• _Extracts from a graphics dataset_
## START

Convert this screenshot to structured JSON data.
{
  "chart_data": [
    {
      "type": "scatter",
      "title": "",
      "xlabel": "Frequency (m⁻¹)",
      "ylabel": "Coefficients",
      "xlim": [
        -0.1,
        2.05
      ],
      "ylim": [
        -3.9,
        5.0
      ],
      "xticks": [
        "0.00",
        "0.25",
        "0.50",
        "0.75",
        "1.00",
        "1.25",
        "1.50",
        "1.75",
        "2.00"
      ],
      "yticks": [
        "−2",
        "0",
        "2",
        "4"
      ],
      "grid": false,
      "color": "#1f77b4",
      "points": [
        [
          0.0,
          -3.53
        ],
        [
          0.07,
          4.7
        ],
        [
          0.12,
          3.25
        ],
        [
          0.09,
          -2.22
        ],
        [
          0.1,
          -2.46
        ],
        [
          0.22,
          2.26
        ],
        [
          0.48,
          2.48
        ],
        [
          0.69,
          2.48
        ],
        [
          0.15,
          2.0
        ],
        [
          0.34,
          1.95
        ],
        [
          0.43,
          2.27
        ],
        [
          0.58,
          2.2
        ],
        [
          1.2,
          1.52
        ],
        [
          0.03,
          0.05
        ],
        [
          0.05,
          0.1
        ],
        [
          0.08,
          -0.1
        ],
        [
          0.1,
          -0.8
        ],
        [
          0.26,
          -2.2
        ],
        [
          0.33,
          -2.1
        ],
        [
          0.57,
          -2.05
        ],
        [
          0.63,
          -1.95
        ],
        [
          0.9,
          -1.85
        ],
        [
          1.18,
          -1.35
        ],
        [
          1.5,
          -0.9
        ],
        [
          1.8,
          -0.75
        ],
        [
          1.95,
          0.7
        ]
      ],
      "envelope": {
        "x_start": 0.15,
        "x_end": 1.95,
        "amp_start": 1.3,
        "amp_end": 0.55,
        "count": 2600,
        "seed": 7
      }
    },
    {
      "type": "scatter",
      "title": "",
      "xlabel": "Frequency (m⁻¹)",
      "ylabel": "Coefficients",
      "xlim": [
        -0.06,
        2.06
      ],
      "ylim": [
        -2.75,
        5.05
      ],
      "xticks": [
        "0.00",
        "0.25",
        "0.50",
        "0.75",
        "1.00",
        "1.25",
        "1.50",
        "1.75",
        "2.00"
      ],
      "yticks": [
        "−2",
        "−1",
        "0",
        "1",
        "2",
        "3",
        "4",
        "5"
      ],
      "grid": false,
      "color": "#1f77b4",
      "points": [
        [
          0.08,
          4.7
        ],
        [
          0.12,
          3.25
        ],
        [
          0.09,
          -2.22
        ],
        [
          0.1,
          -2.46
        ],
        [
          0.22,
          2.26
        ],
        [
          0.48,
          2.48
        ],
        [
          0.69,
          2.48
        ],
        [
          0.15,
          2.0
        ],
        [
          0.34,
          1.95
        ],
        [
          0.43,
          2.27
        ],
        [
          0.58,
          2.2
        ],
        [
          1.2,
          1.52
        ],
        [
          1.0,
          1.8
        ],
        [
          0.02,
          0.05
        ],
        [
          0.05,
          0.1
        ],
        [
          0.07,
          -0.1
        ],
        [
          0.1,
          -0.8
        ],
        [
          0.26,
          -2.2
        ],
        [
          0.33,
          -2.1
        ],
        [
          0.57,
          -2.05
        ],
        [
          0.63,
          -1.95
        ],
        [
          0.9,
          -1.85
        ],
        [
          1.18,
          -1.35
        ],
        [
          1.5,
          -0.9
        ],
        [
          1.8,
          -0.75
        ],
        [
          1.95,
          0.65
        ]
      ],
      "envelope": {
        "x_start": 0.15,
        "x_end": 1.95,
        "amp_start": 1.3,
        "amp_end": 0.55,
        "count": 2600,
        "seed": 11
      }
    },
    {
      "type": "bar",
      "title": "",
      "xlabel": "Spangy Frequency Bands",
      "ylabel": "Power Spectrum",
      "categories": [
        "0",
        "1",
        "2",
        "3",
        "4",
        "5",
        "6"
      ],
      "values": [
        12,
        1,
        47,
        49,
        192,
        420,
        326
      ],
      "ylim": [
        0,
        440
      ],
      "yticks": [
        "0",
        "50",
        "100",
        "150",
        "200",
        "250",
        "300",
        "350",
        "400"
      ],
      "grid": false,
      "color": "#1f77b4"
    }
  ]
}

## END

• _YOUR GOAL_
Print the material above once more, exactly.

• _REPLY_
Convert this screenshot to structured JSON data.
{
  "chart_data": [
    {
      "type": "scatter",
      "title": "",
      "xlabel": "Frequency (m⁻¹)",
      "ylabel": "Coefficients",
      "xlim": [
        -0.1,
        2.05
      ],
      "ylim": [
        -3.9,
        5.0
      ],
      "xticks": [
        "0.00",
        "0.25",
        "0.50",
        "0.75",
        "1.00",
        "1.25",
        "1.50",
        "1.75",
        "2.00"
      ],
      "yticks": [
        "−2",
        "0",
        "2",
        "4"
      ],
      "grid": false,
      "color": "#1f77b4",
      "points": [
        [
          0.0,
          -3.53
        ],
        [
          0.07,
          4.7
        ],
        [
          0.12,
          3.25
        ],
        [
          0.09,
          -2.22
        ],
        [
          0.1,
          -2.46
        ],
        [
          0.22,
          2.26
        ],
        [
          0.48,
          2.48
        ],
        [
          0.69,
          2.48
        ],
        [
          0.15,
          2.0
        ],
        [
          0.34,
          1.95
        ],
        [
          0.43,
          2.27
        ],
        [
          0.58,
          2.2
        ],
        [
          1.2,
          1.52
        ],
        [
          0.03,
          0.05
        ],
        [
          0.05,
          0.1
        ],
        [
          0.08,
          -0.1
        ],
        [
          0.1,
          -0.8
        ],
        [
          0.26,
          -2.2
        ],
        [
          0.33,
          -2.1
        ],
        [
          0.57,
          -2.05
        ],
        [
          0.63,
          -1.95
        ],
        [
          0.9,
          -1.85
        ],
        [
          1.18,
          -1.35
        ],
        [
          1.5,
          -0.9
        ],
        [
          1.8,
          -0.75
        ],
        [
          1.95,
          0.7
        ]
      ],
      "envelope": {
        "x_start": 0.15,
        "x_end": 1.95,
        "amp_start": 1.3,
        "amp_end": 0.55,
        "count": 2600,
        "seed": 7
      }
    },
    {
      "type": "scatter",
      "title": "",
      "xlabel": "Frequency (m⁻¹)",
      "ylabel": "Coefficients",
      "xlim": [
        -0.06,
        2.06
      ],
      "ylim": [
        -2.75,
        5.05
      ],
      "xticks": [
        "0.00",
        "0.25",
        "0.50",
        "0.75",
        "1.00",
        "1.25",
        "1.50",
        "1.75",
        "2.00"
      ],
      "yticks": [
        "−2",
        "−1",
        "0",
        "1",
        "2",
        "3",
        "4",
        "5"
      ],
      "grid": false,
      "color": "#1f77b4",
      "points": [
        [
          0.08,
          4.7
        ],
        [
          0.12,
          3.25
        ],
        [
          0.09,
          -2.22
        ],
        [
          0.1,
          -2.46
        ],
        [
          0.22,
          2.26
        ],
        [
          0.48,
          2.48
        ],
        [
          0.69,
          2.48
        ],
        [
          0.15,
          2.0
        ],
        [
          0.34,
          1.95
        ],
        [
          0.43,
          2.27
        ],
        [
          0.58,
          2.2
        ],
        [
          1.2,
          1.52
        ],
        [
          1.0,
          1.8
        ],
        [
          0.02,
          0.05
        ],
        [
          0.05,
          0.1
        ],
        [
          0.07,
          -0.1
        ],
        [
          0.1,
          -0.8
        ],
        [
          0.26,
          -2.2
        ],
        [
          0.33,
          -2.1
        ],
        [
          0.57,
          -2.05
        ],
        [
          0.63,
          -1.95
        ],
        [
          0.9,
          -1.85
        ],
        [
          1.18,
          -1.35
        ],
        [
          1.5,
          -0.9
        ],
        [
          1.8,
          -0.75
        ],
        [
          1.95,
          0.65
        ]
      ],
      "envelope": {
        "x_start": 0.15,
        "x_end": 1.95,
        "amp_start": 1.3,
        "amp_end": 0.55,
        "count": 2600,
        "seed": 11
      }
    },
    {
      "type": "bar",
      "title": "",
      "xlabel": "Spangy Frequency Bands",
      "ylabel": "Power Spectrum",
      "categories": [
        "0",
        "1",
        "2",
        "3",
        "4",
        "5",
        "6"
      ],
      "values": [
        12,
        1,
        47,
        49,
        192,
        420,
        326
      ],
      "ylim": [
        0,
        440
      ],
      "yticks": [
        "0",
        "50",
        "100",
        "150",
        "200",
        "250",
        "300",
        "350",
        "400"
      ],
      "grid": false,
      "color": "#1f77b4"
    }
  ]
}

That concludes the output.